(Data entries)
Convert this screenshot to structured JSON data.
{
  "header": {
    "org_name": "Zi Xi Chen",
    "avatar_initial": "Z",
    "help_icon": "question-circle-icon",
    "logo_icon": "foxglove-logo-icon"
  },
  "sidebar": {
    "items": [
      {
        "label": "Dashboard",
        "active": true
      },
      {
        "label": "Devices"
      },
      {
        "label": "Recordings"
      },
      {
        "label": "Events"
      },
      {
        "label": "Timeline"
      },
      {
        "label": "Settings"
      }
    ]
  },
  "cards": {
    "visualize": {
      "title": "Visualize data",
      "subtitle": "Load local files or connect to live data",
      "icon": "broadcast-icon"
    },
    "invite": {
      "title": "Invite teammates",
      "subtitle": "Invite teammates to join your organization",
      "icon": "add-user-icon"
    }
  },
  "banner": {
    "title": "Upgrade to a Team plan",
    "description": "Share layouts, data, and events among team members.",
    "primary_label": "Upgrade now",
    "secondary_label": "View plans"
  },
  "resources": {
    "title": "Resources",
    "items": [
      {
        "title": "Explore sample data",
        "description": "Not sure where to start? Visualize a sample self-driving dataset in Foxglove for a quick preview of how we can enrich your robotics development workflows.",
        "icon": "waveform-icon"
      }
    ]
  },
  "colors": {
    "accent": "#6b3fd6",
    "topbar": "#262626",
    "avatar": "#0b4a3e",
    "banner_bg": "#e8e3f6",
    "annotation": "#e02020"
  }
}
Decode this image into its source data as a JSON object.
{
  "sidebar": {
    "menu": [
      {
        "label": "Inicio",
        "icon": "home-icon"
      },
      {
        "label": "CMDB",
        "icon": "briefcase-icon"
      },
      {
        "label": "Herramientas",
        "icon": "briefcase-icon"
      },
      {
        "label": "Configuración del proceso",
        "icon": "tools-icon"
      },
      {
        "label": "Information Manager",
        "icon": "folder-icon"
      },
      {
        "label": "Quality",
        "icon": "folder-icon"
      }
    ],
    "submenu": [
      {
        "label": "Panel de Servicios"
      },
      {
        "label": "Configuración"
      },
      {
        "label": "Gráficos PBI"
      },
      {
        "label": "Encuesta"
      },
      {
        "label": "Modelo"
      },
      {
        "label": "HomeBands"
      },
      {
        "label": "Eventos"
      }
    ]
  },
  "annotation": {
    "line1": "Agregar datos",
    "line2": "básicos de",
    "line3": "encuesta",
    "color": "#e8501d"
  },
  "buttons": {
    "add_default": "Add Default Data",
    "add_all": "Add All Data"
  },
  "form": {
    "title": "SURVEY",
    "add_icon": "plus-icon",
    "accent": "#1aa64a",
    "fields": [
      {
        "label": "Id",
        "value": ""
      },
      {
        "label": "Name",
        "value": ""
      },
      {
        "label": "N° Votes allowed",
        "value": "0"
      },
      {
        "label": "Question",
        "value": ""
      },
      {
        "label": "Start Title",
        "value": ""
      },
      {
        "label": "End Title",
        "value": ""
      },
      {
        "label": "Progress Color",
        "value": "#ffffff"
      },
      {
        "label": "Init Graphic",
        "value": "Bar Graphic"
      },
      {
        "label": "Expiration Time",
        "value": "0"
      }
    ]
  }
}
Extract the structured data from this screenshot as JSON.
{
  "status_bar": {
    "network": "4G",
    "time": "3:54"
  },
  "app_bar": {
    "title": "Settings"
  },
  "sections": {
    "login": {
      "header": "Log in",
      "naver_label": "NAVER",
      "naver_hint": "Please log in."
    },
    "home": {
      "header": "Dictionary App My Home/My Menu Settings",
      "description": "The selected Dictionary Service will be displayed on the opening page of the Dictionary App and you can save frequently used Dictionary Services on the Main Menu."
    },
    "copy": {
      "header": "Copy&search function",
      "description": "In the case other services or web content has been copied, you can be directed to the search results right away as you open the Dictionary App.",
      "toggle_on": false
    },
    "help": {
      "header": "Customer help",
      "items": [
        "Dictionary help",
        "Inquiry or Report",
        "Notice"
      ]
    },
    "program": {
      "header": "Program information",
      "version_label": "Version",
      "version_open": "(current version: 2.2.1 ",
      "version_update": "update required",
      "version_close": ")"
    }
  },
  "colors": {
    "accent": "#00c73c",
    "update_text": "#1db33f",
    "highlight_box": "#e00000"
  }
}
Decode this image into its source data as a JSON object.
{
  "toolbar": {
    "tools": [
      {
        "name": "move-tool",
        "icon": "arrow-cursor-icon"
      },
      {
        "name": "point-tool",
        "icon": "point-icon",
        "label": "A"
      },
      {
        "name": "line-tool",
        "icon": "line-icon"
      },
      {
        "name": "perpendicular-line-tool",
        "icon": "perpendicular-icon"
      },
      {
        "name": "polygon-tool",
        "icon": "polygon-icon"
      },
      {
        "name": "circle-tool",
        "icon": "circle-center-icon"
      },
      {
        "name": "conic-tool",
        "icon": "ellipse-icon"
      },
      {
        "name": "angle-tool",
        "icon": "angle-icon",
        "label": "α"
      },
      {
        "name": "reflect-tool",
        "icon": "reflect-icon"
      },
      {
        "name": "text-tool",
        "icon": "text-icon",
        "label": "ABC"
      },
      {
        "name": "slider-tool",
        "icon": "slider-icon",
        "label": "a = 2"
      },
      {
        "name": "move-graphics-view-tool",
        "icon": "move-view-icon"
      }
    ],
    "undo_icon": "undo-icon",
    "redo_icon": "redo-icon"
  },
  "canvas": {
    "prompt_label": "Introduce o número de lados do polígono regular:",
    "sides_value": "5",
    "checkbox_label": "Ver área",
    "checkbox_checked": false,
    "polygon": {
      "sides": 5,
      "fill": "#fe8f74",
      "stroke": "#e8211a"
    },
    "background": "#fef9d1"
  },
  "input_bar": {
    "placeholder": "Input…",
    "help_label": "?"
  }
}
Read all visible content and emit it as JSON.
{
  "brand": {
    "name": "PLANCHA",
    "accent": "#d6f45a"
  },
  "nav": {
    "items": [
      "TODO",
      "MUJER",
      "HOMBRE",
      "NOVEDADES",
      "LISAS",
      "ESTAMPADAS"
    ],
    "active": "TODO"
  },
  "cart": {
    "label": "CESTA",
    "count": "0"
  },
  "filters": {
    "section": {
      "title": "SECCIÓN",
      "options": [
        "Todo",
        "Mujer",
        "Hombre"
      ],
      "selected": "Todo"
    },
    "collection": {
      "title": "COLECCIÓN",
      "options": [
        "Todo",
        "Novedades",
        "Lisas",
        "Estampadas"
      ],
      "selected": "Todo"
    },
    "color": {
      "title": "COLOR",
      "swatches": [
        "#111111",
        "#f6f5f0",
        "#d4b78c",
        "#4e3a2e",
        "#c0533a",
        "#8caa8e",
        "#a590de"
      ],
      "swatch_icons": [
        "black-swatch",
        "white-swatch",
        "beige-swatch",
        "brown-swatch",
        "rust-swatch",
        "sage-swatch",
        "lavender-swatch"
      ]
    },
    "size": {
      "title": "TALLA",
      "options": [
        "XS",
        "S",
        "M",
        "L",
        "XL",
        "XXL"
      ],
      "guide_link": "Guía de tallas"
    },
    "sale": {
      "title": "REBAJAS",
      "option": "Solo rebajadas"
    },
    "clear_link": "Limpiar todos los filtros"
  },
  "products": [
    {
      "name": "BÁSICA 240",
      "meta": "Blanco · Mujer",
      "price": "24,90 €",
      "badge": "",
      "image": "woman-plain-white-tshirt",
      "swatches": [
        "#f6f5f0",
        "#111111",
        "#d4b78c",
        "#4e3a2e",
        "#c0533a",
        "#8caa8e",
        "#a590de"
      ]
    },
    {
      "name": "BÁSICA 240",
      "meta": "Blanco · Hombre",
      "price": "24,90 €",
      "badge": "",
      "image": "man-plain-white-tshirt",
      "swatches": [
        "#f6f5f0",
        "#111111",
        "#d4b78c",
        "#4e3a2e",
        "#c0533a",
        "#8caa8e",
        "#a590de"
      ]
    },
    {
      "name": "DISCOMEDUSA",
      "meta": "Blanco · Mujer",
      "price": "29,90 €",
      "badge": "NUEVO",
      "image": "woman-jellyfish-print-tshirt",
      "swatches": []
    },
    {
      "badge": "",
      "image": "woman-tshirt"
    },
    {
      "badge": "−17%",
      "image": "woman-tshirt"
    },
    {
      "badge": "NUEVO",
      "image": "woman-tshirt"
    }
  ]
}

§ **SHORT PROBLEM**
Identify how many lines in the entries above include the string "header", then state that number alone.

§ **EXPECTED ANSWER**
6